:: TO BE DONE ::
Look through the material below. Copy every line with the string "background" in it.

:: SOURCE RECORDS ::
┏━━

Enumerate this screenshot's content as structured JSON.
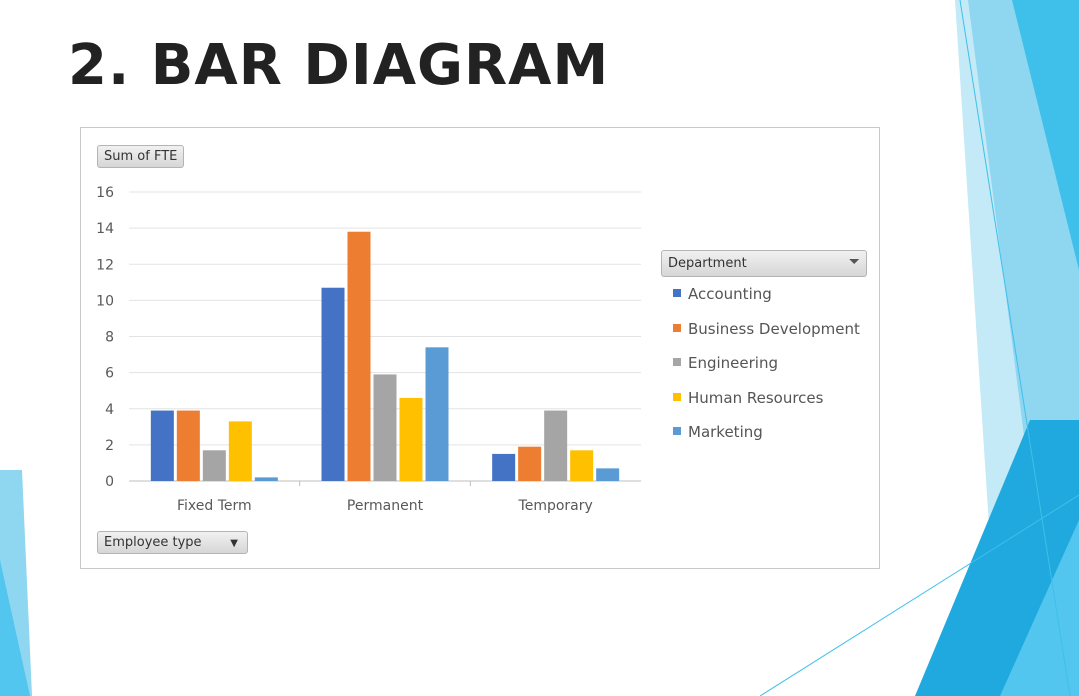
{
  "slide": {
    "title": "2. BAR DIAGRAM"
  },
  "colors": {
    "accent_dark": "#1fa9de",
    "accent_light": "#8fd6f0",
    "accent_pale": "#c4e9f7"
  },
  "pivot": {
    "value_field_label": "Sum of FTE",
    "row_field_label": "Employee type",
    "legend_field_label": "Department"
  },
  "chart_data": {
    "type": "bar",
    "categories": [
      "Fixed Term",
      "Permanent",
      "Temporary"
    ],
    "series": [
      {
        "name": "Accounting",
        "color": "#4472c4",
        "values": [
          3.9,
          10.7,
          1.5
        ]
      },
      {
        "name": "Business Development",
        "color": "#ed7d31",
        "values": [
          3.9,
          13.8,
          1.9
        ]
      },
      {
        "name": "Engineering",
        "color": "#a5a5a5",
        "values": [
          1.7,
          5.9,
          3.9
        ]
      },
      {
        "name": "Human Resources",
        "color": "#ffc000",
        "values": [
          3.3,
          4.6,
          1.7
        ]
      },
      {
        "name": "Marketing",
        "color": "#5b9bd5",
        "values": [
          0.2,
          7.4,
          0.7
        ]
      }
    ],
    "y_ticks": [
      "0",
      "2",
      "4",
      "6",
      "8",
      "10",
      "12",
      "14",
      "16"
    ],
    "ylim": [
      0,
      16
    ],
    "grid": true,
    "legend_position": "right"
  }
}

┗━━
┏━━

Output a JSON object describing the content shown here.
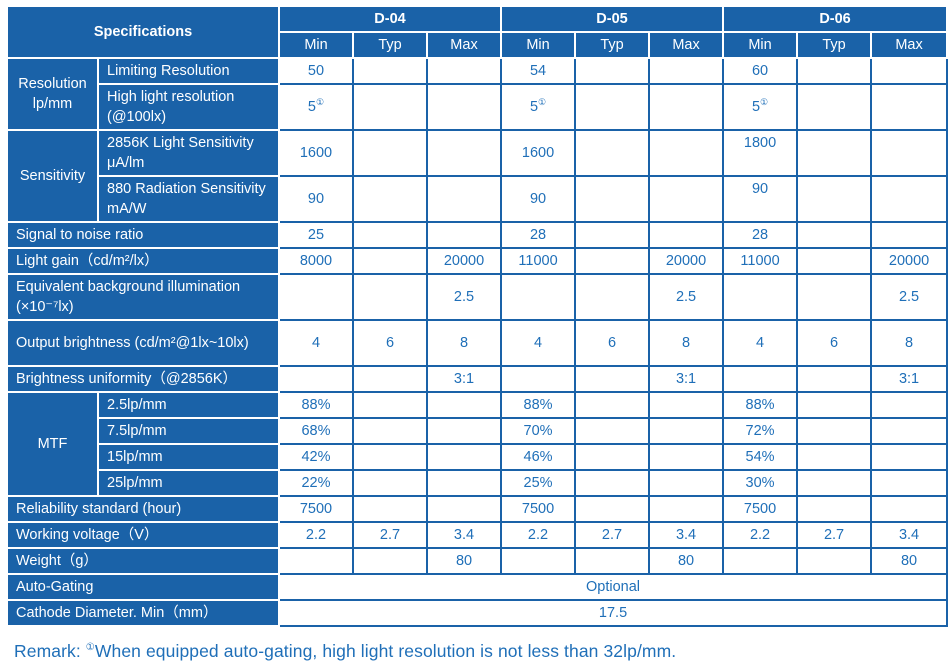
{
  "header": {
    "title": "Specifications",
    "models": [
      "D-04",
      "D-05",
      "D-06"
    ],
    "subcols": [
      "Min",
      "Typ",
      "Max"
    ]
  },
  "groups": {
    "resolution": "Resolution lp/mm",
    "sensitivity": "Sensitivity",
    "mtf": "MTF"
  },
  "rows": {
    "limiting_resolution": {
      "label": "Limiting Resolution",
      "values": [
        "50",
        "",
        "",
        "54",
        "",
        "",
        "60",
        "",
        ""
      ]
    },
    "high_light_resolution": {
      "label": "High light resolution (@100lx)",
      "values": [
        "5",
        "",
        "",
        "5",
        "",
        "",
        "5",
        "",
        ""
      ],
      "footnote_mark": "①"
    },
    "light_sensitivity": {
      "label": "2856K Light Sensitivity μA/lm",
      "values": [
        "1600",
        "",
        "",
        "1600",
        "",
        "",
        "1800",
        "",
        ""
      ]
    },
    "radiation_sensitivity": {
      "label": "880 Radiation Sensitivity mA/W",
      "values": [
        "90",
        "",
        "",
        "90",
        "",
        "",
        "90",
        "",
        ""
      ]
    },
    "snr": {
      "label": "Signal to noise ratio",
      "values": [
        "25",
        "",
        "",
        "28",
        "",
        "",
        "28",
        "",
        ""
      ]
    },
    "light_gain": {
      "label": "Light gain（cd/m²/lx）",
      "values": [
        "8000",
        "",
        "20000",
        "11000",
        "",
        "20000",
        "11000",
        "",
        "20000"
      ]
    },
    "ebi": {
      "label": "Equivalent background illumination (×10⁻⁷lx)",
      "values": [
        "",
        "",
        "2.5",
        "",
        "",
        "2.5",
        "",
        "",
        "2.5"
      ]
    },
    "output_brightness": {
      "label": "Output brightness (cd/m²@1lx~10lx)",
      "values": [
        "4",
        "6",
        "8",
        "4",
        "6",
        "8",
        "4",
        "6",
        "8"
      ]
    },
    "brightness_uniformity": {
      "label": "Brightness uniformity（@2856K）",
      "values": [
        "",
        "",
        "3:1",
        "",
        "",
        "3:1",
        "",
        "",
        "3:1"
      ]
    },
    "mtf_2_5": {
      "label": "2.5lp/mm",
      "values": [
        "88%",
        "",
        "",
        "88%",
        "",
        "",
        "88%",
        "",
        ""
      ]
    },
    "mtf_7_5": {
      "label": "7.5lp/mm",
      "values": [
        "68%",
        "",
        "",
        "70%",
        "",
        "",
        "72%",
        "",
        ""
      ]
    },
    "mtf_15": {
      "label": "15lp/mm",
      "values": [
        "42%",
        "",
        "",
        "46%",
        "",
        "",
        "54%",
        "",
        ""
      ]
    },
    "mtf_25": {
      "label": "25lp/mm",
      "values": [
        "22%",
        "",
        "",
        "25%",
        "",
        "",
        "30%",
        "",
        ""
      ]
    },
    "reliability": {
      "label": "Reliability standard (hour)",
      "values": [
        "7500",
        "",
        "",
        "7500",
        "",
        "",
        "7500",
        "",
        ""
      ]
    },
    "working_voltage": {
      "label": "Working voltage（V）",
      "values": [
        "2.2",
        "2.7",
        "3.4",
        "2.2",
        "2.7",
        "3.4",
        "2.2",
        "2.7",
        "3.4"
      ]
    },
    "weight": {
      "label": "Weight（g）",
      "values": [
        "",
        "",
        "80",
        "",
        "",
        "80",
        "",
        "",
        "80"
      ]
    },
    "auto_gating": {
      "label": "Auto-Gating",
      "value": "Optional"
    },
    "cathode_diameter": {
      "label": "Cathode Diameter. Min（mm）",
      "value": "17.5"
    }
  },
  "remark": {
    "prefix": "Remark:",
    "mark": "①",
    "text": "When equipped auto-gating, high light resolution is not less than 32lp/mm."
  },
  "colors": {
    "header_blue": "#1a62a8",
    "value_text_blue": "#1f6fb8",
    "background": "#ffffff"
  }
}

┗━━

:: OUTPUT FOR THIS TASK ::
      "label": "Equivalent background illumination (×10⁻⁷lx)",
    "background": "#ffffff"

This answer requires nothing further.